* _PROBLEM REQUIREMENTS_:
Can you write out all of the rows below, reproducing each line character for character?

[Source rows]
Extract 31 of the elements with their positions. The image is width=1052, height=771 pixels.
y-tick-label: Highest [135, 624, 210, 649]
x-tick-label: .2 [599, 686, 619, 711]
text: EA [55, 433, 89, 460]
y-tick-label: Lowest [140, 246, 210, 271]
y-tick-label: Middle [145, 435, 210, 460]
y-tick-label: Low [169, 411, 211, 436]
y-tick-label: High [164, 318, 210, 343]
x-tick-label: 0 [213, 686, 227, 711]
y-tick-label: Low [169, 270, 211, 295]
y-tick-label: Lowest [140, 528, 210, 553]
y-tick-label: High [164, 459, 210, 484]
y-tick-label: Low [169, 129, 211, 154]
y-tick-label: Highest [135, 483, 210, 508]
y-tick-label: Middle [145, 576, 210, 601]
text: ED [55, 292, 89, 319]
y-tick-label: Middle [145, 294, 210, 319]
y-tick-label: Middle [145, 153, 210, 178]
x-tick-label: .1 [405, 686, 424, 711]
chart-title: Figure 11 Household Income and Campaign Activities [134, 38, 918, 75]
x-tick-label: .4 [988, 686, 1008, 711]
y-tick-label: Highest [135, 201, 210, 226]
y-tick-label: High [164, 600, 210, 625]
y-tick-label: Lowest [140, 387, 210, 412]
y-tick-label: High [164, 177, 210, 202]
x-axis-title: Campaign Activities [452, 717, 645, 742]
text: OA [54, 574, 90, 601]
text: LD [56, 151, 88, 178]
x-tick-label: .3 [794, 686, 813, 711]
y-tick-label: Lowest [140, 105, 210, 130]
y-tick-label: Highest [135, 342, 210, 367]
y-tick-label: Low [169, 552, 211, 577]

* _SOLUTION TO THIS TASK_:
Extract 31 of the elements with their positions. The image is width=1052, height=771 pixels.
y-tick-label: Highest [135, 624, 210, 649]
x-tick-label: .2 [599, 686, 619, 711]
text: EA [55, 433, 89, 460]
y-tick-label: Lowest [140, 246, 210, 271]
y-tick-label: Middle [145, 435, 210, 460]
y-tick-label: Low [169, 411, 211, 436]
y-tick-label: High [164, 318, 210, 343]
x-tick-label: 0 [213, 686, 227, 711]
y-tick-label: Low [169, 270, 211, 295]
y-tick-label: Lowest [140, 528, 210, 553]
y-tick-label: High [164, 459, 210, 484]
y-tick-label: Low [169, 129, 211, 154]
y-tick-label: Highest [135, 483, 210, 508]
y-tick-label: Middle [145, 576, 210, 601]
text: ED [55, 292, 89, 319]
y-tick-label: Middle [145, 294, 210, 319]
y-tick-label: Middle [145, 153, 210, 178]
x-tick-label: .1 [405, 686, 424, 711]
chart-title: Figure 11 Household Income and Campaign Activities [134, 38, 918, 75]
x-tick-label: .4 [988, 686, 1008, 711]
y-tick-label: Highest [135, 201, 210, 226]
y-tick-label: High [164, 600, 210, 625]
y-tick-label: Lowest [140, 387, 210, 412]
y-tick-label: High [164, 177, 210, 202]
x-axis-title: Campaign Activities [452, 717, 645, 742]
text: OA [54, 574, 90, 601]
text: LD [56, 151, 88, 178]
x-tick-label: .3 [794, 686, 813, 711]
y-tick-label: Lowest [140, 105, 210, 130]
y-tick-label: Highest [135, 342, 210, 367]
y-tick-label: Low [169, 552, 211, 577]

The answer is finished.